◆ PROBLEM REQUIREMENTS:
Quote the listing below in its entirety.

◆ SUPPLIED RECORDS:
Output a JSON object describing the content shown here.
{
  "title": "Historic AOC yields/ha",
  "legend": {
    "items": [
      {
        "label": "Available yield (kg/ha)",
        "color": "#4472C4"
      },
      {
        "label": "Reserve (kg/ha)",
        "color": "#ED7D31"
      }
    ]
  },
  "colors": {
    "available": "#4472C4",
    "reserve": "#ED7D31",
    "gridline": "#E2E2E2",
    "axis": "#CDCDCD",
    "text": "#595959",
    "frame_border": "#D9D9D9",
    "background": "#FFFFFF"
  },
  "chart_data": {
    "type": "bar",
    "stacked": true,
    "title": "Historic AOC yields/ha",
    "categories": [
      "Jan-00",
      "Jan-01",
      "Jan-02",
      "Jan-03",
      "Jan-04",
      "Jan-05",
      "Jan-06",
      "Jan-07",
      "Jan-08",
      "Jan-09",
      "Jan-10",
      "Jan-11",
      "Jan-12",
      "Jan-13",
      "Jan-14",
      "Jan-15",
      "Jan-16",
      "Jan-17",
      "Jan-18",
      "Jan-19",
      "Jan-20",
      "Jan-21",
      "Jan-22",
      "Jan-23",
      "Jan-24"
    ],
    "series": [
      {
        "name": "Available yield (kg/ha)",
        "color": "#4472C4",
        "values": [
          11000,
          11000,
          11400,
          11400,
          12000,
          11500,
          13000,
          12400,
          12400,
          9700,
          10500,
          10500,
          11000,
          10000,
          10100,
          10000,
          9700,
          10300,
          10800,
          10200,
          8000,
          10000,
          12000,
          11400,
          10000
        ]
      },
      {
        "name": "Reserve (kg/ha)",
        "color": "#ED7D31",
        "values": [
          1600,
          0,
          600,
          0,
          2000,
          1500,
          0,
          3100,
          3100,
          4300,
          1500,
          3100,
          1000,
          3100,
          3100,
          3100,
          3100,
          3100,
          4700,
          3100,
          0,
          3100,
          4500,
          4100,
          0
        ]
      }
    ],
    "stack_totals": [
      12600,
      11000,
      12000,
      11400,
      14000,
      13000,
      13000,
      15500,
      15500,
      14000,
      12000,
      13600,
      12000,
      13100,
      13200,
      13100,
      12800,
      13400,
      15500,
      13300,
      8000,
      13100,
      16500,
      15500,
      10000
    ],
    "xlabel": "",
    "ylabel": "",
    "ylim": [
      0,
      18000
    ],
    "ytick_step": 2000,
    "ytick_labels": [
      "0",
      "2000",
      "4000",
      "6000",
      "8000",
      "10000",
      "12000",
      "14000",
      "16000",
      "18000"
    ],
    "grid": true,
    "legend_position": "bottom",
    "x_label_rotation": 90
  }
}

◆ RESULT BELOW:
Output a JSON object describing the content shown here.
{
  "title": "Historic AOC yields/ha",
  "legend": {
    "items": [
      {
        "label": "Available yield (kg/ha)",
        "color": "#4472C4"
      },
      {
        "label": "Reserve (kg/ha)",
        "color": "#ED7D31"
      }
    ]
  },
  "colors": {
    "available": "#4472C4",
    "reserve": "#ED7D31",
    "gridline": "#E2E2E2",
    "axis": "#CDCDCD",
    "text": "#595959",
    "frame_border": "#D9D9D9",
    "background": "#FFFFFF"
  },
  "chart_data": {
    "type": "bar",
    "stacked": true,
    "title": "Historic AOC yields/ha",
    "categories": [
      "Jan-00",
      "Jan-01",
      "Jan-02",
      "Jan-03",
      "Jan-04",
      "Jan-05",
      "Jan-06",
      "Jan-07",
      "Jan-08",
      "Jan-09",
      "Jan-10",
      "Jan-11",
      "Jan-12",
      "Jan-13",
      "Jan-14",
      "Jan-15",
      "Jan-16",
      "Jan-17",
      "Jan-18",
      "Jan-19",
      "Jan-20",
      "Jan-21",
      "Jan-22",
      "Jan-23",
      "Jan-24"
    ],
    "series": [
      {
        "name": "Available yield (kg/ha)",
        "color": "#4472C4",
        "values": [
          11000,
          11000,
          11400,
          11400,
          12000,
          11500,
          13000,
          12400,
          12400,
          9700,
          10500,
          10500,
          11000,
          10000,
          10100,
          10000,
          9700,
          10300,
          10800,
          10200,
          8000,
          10000,
          12000,
          11400,
          10000
        ]
      },
      {
        "name": "Reserve (kg/ha)",
        "color": "#ED7D31",
        "values": [
          1600,
          0,
          600,
          0,
          2000,
          1500,
          0,
          3100,
          3100,
          4300,
          1500,
          3100,
          1000,
          3100,
          3100,
          3100,
          3100,
          3100,
          4700,
          3100,
          0,
          3100,
          4500,
          4100,
          0
        ]
      }
    ],
    "stack_totals": [
      12600,
      11000,
      12000,
      11400,
      14000,
      13000,
      13000,
      15500,
      15500,
      14000,
      12000,
      13600,
      12000,
      13100,
      13200,
      13100,
      12800,
      13400,
      15500,
      13300,
      8000,
      13100,
      16500,
      15500,
      10000
    ],
    "xlabel": "",
    "ylabel": "",
    "ylim": [
      0,
      18000
    ],
    "ytick_step": 2000,
    "ytick_labels": [
      "0",
      "2000",
      "4000",
      "6000",
      "8000",
      "10000",
      "12000",
      "14000",
      "16000",
      "18000"
    ],
    "grid": true,
    "legend_position": "bottom",
    "x_label_rotation": 90
  }
}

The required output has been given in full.